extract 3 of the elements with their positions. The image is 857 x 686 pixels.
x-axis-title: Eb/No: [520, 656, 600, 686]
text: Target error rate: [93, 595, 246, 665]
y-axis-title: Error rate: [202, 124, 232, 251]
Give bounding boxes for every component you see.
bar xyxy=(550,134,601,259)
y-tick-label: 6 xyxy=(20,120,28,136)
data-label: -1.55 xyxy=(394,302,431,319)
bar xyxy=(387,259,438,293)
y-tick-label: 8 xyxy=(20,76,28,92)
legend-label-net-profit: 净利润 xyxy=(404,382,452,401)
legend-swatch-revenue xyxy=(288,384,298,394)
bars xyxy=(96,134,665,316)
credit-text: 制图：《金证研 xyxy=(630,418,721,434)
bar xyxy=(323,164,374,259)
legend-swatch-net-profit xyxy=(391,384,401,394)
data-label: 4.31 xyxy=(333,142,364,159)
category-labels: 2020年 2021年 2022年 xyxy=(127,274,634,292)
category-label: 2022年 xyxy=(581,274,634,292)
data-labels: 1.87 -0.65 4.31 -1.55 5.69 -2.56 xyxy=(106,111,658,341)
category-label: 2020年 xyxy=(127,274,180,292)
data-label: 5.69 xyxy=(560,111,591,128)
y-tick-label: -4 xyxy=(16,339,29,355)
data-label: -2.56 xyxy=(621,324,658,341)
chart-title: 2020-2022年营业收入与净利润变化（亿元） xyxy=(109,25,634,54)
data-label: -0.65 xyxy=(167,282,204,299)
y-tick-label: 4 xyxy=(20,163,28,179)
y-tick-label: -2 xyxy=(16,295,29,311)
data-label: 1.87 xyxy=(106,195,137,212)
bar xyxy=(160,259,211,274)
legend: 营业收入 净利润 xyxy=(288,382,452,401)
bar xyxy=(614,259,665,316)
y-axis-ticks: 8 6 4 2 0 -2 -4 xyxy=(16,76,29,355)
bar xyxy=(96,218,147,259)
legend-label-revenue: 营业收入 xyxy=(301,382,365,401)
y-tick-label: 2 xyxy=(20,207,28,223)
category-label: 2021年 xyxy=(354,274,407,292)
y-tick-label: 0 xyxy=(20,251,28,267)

PROBLEM TO SOLVE:
Render every line of the records above as a Markdown table with two columns, Row and Line. Number the rows in order and omit any blank lines.

ANSWER TO THIS PROBLEM:
| Row | Line |
|---|---|
| 1 | extract 3 of the elements with their positions. The image is 857 x 686 pixels. |
| 2 | x-axis-title: Eb/No: [520, 656, 600, 686] |
| 3 | text: Target error rate: [93, 595, 246, 665] |
| 4 | y-axis-title: Error rate: [202, 124, 232, 251] |
| 5 | Give bounding boxes for every component you see. |
| 6 | bar xyxy=(550,134,601,259) |
| 7 | y-tick-label: 6 xyxy=(20,120,28,136) |
| 8 | data-label: -1.55 xyxy=(394,302,431,319) |
| 9 | bar xyxy=(387,259,438,293) |
| 10 | y-tick-label: 8 xyxy=(20,76,28,92) |
| 11 | legend-label-net-profit: 净利润 xyxy=(404,382,452,401) |
| 12 | legend-swatch-revenue xyxy=(288,384,298,394) |
| 13 | bars xyxy=(96,134,665,316) |
| 14 | credit-text: 制图：《金证研 xyxy=(630,418,721,434) |
| 15 | bar xyxy=(323,164,374,259) |
| 16 | legend-swatch-net-profit xyxy=(391,384,401,394) |
| 17 | data-label: 4.31 xyxy=(333,142,364,159) |
| 18 | category-labels: 2020年 2021年 2022年 xyxy=(127,274,634,292) |
| 19 | category-label: 2022年 xyxy=(581,274,634,292) |
| 20 | data-labels: 1.87 -0.65 4.31 -1.55 5.69 -2.56 xyxy=(106,111,658,341) |
| 21 | category-label: 2020年 xyxy=(127,274,180,292) |
| 22 | data-label: 5.69 xyxy=(560,111,591,128) |
| 23 | y-tick-label: -4 xyxy=(16,339,29,355) |
| 24 | data-label: -2.56 xyxy=(621,324,658,341) |
| 25 | chart-title: 2020-2022年营业收入与净利润变化（亿元） xyxy=(109,25,634,54) |
| 26 | data-label: -0.65 xyxy=(167,282,204,299) |
| 27 | y-tick-label: 4 xyxy=(20,163,28,179) |
| 28 | y-tick-label: -2 xyxy=(16,295,29,311) |
| 29 | data-label: 1.87 xyxy=(106,195,137,212) |
| 30 | bar xyxy=(160,259,211,274) |
| 31 | legend: 营业收入 净利润 xyxy=(288,382,452,401) |
| 32 | bar xyxy=(614,259,665,316) |
| 33 | y-axis-ticks: 8 6 4 2 0 -2 -4 xyxy=(16,76,29,355) |
| 34 | bar xyxy=(96,218,147,259) |
| 35 | legend-label-revenue: 营业收入 xyxy=(301,382,365,401) |
| 36 | y-tick-label: 2 xyxy=(20,207,28,223) |
| 37 | category-label: 2021年 xyxy=(354,274,407,292) |
| 38 | y-tick-label: 0 xyxy=(20,251,28,267) |